-- Task directions --
Find the lines that hold "Spain". Report only how many there are.

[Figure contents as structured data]
● ● ● ● ●
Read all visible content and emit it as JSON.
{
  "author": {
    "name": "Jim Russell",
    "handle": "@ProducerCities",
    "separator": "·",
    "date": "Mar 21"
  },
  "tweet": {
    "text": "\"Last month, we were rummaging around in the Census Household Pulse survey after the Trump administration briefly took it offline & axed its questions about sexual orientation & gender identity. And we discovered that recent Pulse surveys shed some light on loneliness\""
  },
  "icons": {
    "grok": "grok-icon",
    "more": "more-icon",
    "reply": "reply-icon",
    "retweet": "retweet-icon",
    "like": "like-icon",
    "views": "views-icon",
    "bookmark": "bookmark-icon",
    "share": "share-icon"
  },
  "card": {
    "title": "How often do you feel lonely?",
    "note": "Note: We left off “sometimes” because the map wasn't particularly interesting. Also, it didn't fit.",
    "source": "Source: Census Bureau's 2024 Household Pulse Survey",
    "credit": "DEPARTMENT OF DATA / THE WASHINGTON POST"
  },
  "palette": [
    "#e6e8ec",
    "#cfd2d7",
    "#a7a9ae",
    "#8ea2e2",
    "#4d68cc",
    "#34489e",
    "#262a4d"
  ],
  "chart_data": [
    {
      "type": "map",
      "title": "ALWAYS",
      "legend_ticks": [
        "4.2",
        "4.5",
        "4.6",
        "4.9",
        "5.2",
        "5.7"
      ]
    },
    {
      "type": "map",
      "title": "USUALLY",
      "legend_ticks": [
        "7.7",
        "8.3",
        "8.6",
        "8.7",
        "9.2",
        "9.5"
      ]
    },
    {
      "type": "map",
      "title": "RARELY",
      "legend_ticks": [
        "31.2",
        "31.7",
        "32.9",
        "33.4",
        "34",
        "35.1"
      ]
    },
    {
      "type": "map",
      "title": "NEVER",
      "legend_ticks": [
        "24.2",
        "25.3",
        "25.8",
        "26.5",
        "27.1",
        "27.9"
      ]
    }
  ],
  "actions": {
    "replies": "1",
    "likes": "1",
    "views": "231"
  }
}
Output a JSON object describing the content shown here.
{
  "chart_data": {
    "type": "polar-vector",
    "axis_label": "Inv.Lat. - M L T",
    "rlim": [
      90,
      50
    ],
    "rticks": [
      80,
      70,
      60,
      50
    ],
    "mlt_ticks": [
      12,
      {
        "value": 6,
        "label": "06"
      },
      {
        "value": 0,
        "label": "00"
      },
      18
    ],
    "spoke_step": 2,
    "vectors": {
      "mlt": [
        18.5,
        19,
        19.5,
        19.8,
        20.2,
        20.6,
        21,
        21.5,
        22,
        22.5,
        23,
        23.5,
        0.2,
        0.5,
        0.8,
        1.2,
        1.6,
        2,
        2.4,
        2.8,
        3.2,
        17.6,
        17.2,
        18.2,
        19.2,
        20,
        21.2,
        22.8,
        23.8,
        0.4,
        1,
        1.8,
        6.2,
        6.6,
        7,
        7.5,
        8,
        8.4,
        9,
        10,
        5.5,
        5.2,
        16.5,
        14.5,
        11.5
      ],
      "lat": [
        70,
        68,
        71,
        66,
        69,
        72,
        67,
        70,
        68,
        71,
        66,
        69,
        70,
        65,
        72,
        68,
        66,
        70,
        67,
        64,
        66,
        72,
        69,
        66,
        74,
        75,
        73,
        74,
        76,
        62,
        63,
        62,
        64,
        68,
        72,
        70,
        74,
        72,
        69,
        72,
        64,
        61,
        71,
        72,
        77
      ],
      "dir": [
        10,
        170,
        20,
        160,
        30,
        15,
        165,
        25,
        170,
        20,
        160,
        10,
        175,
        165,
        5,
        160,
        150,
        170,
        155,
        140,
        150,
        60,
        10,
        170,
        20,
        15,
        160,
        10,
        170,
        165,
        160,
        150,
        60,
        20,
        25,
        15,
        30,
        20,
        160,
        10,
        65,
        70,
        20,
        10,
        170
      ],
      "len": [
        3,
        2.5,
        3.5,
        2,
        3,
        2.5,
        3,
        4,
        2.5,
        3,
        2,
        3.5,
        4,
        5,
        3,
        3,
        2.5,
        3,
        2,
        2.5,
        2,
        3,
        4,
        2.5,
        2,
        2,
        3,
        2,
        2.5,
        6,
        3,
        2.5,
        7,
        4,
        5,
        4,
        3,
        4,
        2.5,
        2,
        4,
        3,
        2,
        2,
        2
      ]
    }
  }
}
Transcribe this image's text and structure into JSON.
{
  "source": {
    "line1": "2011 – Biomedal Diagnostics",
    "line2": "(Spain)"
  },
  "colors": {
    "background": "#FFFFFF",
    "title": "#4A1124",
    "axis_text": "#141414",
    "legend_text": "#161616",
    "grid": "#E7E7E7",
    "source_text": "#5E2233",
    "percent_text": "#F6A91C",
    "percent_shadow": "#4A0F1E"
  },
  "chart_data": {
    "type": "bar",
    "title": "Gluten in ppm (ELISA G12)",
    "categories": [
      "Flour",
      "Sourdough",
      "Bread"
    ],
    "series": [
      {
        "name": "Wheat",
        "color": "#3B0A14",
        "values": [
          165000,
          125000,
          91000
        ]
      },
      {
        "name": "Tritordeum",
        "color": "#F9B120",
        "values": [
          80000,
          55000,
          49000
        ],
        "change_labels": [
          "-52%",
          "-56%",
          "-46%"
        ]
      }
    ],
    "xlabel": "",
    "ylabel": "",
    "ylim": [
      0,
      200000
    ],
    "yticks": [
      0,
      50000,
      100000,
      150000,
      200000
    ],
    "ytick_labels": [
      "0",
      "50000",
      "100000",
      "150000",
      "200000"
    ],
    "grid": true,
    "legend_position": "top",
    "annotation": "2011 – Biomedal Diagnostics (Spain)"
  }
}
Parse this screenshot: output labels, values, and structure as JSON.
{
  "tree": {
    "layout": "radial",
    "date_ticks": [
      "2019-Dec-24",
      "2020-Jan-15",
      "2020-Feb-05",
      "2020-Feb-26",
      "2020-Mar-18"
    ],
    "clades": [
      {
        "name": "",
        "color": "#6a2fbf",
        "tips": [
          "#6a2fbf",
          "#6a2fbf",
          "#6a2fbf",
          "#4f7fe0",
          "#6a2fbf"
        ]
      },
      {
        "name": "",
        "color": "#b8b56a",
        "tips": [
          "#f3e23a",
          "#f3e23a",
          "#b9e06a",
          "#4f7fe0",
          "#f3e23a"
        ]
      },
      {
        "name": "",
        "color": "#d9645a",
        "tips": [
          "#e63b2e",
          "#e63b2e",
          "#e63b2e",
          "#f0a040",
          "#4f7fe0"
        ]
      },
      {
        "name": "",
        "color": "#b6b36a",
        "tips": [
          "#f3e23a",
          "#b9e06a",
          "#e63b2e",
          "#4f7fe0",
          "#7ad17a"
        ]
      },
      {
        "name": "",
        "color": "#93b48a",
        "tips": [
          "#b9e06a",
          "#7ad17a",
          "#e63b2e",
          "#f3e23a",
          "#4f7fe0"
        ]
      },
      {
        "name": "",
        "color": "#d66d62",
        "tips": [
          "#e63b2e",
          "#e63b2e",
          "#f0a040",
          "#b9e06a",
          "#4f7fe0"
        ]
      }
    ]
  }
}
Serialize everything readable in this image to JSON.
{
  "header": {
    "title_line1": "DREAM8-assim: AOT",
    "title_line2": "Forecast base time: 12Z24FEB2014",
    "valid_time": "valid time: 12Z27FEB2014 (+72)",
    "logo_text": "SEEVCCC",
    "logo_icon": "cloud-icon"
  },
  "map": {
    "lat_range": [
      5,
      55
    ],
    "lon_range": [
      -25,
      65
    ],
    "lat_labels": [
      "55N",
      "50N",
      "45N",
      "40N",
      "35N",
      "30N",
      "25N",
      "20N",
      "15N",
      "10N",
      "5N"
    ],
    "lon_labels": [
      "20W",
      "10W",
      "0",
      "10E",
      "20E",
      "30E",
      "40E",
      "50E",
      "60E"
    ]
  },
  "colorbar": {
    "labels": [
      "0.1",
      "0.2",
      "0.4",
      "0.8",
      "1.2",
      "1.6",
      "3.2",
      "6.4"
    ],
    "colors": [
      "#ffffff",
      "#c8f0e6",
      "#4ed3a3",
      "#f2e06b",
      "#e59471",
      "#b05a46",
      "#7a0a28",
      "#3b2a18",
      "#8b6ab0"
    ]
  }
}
● ● ● ● ●
-- Right answer --
2